● **REQUIREMENTS**
Quote the full listing word for word.

Collected data entries:

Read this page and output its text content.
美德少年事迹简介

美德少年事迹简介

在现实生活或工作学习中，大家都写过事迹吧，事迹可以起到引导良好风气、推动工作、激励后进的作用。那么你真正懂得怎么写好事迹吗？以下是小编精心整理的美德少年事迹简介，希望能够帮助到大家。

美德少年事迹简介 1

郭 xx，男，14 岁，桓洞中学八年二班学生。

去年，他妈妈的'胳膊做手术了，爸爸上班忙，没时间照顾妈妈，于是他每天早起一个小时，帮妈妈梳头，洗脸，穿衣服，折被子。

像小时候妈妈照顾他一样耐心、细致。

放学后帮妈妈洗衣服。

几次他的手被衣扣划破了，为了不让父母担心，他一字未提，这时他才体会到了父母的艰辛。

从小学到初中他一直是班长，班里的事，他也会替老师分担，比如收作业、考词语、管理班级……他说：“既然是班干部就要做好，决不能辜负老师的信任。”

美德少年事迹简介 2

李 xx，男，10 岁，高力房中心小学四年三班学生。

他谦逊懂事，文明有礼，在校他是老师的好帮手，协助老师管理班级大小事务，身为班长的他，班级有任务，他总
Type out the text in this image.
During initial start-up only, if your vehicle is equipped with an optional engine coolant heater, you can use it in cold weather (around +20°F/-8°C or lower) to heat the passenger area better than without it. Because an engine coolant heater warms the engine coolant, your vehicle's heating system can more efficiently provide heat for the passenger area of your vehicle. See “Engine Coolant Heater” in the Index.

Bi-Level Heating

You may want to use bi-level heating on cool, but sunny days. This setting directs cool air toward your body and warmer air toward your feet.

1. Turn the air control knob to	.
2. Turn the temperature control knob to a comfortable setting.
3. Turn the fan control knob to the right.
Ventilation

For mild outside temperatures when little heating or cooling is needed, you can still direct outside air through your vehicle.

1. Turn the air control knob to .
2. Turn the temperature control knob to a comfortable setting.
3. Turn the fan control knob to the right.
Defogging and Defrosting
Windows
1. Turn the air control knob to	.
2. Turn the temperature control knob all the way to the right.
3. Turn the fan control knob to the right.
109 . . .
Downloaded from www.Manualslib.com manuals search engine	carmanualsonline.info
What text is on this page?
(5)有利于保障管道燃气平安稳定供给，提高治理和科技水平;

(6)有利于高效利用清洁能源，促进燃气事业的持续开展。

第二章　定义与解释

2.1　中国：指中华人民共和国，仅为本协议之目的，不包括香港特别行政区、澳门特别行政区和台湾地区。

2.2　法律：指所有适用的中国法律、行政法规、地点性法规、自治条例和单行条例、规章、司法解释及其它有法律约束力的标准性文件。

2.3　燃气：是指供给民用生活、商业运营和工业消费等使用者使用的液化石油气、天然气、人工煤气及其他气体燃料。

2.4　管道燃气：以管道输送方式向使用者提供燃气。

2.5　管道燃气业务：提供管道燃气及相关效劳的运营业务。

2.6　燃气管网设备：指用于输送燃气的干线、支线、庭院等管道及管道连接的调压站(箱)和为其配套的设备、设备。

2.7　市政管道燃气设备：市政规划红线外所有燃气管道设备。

● **REPLY TO THE EXERCISE**
Read this page and output its text content.
美德少年事迹简介

美德少年事迹简介

在现实生活或工作学习中，大家都写过事迹吧，事迹可以起到引导良好风气、推动工作、激励后进的作用。那么你真正懂得怎么写好事迹吗？以下是小编精心整理的美德少年事迹简介，希望能够帮助到大家。

美德少年事迹简介 1

郭 xx，男，14 岁，桓洞中学八年二班学生。

去年，他妈妈的'胳膊做手术了，爸爸上班忙，没时间照顾妈妈，于是他每天早起一个小时，帮妈妈梳头，洗脸，穿衣服，折被子。

像小时候妈妈照顾他一样耐心、细致。

放学后帮妈妈洗衣服。

几次他的手被衣扣划破了，为了不让父母担心，他一字未提，这时他才体会到了父母的艰辛。

从小学到初中他一直是班长，班里的事，他也会替老师分担，比如收作业、考词语、管理班级……他说：“既然是班干部就要做好，决不能辜负老师的信任。”

美德少年事迹简介 2

李 xx，男，10 岁，高力房中心小学四年三班学生。

他谦逊懂事，文明有礼，在校他是老师的好帮手，协助老师管理班级大小事务，身为班长的他，班级有任务，他总
Type out the text in this image.
During initial start-up only, if your vehicle is equipped with an optional engine coolant heater, you can use it in cold weather (around +20°F/-8°C or lower) to heat the passenger area better than without it. Because an engine coolant heater warms the engine coolant, your vehicle's heating system can more efficiently provide heat for the passenger area of your vehicle. See “Engine Coolant Heater” in the Index.

Bi-Level Heating

You may want to use bi-level heating on cool, but sunny days. This setting directs cool air toward your body and warmer air toward your feet.

1. Turn the air control knob to	.
2. Turn the temperature control knob to a comfortable setting.
3. Turn the fan control knob to the right.
Ventilation

For mild outside temperatures when little heating or cooling is needed, you can still direct outside air through your vehicle.

1. Turn the air control knob to .
2. Turn the temperature control knob to a comfortable setting.
3. Turn the fan control knob to the right.
Defogging and Defrosting
Windows
1. Turn the air control knob to	.
2. Turn the temperature control knob all the way to the right.
3. Turn the fan control knob to the right.
109 . . .
Downloaded from www.Manualslib.com manuals search engine	carmanualsonline.info
What text is on this page?
(5)有利于保障管道燃气平安稳定供给，提高治理和科技水平;

(6)有利于高效利用清洁能源，促进燃气事业的持续开展。

第二章　定义与解释

2.1　中国：指中华人民共和国，仅为本协议之目的，不包括香港特别行政区、澳门特别行政区和台湾地区。

2.2　法律：指所有适用的中国法律、行政法规、地点性法规、自治条例和单行条例、规章、司法解释及其它有法律约束力的标准性文件。

2.3　燃气：是指供给民用生活、商业运营和工业消费等使用者使用的液化石油气、天然气、人工煤气及其他气体燃料。

2.4　管道燃气：以管道输送方式向使用者提供燃气。

2.5　管道燃气业务：提供管道燃气及相关效劳的运营业务。

2.6　燃气管网设备：指用于输送燃气的干线、支线、庭院等管道及管道连接的调压站(箱)和为其配套的设备、设备。

2.7　市政管道燃气设备：市政规划红线外所有燃气管道设备。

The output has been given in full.